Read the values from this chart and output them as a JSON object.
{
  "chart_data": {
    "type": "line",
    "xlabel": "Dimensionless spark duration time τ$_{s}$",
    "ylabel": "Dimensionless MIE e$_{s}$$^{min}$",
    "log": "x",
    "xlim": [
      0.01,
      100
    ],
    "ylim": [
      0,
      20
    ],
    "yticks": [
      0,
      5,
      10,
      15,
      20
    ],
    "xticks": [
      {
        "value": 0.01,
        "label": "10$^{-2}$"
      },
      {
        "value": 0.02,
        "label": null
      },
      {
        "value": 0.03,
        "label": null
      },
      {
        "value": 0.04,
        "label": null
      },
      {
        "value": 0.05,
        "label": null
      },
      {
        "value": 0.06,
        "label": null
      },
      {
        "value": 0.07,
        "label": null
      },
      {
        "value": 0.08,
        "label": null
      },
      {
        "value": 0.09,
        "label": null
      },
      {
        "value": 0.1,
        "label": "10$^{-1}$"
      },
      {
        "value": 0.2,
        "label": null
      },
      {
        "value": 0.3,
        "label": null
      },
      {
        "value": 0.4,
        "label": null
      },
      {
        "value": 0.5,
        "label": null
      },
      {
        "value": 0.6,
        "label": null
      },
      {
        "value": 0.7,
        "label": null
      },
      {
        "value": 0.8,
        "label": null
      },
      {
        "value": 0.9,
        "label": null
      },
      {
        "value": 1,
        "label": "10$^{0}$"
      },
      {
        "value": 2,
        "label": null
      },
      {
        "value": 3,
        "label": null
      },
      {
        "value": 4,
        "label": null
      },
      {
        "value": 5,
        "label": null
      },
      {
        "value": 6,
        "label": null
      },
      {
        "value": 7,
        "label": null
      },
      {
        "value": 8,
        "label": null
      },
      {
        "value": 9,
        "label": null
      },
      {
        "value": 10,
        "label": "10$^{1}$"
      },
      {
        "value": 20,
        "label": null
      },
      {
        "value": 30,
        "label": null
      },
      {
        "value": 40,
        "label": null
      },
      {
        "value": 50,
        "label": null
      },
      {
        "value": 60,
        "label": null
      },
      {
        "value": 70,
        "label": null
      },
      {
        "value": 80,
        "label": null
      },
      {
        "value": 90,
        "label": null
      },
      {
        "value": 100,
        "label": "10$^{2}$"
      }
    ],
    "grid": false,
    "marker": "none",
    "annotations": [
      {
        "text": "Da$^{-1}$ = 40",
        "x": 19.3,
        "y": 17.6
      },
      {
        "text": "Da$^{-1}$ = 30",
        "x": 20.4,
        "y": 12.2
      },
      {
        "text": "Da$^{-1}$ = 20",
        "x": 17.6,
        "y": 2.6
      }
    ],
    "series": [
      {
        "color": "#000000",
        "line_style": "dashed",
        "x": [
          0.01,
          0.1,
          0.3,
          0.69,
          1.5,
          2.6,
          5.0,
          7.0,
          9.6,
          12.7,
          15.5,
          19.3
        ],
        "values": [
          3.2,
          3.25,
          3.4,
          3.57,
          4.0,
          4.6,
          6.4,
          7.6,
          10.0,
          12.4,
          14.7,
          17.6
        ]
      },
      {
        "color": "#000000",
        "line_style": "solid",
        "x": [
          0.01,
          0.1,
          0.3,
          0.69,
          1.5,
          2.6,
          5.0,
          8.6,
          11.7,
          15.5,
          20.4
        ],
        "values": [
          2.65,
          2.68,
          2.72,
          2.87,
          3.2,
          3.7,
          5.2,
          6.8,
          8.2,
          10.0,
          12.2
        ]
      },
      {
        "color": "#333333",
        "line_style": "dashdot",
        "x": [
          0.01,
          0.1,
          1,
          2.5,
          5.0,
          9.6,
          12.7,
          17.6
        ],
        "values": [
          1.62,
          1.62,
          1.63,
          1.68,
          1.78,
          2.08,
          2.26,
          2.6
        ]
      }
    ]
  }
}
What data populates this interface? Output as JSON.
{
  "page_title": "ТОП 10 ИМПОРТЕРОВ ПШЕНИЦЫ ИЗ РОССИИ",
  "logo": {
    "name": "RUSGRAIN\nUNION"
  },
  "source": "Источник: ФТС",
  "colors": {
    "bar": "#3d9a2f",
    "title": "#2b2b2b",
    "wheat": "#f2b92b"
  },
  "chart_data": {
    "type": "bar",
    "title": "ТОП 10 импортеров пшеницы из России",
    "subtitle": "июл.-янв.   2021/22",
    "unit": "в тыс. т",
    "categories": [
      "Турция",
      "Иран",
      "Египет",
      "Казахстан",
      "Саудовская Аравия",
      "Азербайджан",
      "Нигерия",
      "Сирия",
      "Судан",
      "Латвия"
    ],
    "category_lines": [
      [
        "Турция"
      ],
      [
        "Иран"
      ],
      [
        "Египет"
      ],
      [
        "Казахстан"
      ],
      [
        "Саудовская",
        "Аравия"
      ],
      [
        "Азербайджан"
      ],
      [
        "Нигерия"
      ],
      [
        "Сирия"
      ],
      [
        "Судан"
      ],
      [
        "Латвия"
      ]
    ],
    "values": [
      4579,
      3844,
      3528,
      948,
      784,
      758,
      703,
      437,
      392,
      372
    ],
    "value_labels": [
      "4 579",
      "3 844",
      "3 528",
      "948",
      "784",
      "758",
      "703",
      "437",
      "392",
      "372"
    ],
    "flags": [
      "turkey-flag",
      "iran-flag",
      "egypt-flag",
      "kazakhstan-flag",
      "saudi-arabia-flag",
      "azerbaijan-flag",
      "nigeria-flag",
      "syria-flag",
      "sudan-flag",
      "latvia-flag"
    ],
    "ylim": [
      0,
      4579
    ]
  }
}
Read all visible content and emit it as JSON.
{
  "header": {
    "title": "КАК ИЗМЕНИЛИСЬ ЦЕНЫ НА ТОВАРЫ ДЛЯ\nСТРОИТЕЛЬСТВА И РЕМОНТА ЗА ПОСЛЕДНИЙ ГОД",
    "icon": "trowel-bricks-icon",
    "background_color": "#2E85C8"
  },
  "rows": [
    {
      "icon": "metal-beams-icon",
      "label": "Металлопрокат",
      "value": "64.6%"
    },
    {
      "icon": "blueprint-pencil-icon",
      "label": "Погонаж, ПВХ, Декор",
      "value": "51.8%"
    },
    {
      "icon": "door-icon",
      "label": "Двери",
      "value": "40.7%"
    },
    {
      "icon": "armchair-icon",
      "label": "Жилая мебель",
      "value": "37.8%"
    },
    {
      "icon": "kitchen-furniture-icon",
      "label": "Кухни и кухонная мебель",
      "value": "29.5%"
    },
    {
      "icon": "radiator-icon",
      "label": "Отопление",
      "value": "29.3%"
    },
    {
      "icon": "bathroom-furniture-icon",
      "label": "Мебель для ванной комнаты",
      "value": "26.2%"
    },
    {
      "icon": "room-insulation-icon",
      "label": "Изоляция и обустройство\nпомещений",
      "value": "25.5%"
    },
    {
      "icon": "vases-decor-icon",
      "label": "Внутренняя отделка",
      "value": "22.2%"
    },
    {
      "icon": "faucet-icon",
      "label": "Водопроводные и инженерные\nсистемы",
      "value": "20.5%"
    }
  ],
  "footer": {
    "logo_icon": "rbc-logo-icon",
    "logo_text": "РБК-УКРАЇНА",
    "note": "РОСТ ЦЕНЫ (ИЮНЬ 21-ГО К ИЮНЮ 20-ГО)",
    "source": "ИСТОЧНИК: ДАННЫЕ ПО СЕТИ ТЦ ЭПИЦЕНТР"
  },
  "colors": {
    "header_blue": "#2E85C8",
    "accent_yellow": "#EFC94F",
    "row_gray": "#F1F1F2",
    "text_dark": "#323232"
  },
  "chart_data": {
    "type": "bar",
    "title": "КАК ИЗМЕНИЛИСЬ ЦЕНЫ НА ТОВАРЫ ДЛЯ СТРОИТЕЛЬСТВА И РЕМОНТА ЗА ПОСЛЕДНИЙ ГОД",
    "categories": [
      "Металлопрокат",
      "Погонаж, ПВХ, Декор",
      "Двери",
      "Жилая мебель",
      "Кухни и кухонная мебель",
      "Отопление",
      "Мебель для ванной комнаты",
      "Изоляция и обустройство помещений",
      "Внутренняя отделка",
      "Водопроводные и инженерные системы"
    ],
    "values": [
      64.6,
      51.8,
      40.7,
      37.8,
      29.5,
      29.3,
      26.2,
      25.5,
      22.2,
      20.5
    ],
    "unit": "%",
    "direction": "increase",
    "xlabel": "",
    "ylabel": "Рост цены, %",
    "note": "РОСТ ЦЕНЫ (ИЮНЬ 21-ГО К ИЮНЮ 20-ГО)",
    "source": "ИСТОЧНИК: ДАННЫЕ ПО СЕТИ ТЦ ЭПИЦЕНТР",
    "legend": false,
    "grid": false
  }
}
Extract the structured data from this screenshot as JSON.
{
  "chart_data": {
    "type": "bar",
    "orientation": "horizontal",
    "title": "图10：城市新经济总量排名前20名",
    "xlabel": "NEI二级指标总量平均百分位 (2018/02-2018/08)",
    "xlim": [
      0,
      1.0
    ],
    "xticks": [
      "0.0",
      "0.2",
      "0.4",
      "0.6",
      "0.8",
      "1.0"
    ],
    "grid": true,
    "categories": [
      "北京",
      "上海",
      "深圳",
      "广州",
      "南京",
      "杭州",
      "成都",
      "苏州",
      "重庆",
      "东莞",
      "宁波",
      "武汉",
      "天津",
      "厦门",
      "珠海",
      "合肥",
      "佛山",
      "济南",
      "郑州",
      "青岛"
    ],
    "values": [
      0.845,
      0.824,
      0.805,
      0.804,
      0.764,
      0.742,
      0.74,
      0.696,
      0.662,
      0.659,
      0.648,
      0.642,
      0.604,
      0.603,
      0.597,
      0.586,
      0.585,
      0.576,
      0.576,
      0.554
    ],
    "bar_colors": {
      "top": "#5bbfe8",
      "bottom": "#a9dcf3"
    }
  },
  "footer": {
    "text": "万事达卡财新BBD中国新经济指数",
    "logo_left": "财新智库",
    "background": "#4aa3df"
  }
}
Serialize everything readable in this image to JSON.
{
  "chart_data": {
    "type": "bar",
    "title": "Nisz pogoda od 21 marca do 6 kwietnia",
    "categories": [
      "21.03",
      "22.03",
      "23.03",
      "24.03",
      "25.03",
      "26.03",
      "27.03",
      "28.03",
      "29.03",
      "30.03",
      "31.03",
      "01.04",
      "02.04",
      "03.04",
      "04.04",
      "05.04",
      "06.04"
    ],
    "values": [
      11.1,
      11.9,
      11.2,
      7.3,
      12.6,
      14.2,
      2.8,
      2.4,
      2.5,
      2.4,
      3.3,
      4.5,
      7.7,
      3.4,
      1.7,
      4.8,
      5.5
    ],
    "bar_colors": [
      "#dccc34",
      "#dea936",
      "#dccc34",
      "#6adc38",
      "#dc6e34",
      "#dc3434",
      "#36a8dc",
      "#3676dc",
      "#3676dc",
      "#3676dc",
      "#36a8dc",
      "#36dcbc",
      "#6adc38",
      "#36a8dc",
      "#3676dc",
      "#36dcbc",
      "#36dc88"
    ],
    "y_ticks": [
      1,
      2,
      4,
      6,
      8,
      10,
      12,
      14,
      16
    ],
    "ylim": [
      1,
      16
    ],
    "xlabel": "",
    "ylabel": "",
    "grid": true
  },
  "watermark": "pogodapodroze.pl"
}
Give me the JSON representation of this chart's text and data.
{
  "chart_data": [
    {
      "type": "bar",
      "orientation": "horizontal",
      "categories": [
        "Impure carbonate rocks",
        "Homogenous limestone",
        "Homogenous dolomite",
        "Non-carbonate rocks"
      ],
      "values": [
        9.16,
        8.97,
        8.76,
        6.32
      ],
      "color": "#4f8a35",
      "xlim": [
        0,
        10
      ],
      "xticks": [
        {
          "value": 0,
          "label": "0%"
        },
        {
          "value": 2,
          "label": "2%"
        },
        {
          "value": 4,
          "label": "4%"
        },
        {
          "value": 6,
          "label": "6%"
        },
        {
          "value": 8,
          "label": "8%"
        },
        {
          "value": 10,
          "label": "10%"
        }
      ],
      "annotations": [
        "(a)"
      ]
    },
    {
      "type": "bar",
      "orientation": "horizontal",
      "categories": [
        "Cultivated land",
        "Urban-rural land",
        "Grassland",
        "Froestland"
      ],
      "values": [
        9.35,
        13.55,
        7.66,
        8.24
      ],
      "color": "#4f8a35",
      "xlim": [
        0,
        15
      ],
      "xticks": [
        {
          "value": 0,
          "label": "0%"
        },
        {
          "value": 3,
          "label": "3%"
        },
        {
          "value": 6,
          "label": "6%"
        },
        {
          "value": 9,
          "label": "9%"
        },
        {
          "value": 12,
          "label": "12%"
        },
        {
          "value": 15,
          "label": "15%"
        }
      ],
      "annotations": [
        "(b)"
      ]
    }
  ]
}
▬▬▬▬▬▬▬▬▬▬
● **Problem statement**
Filter the listing for the word "grid" and copy every line that holds it.

● **Response below**
    "grid": false,
    "grid": false
    "grid": true,
    "grid": true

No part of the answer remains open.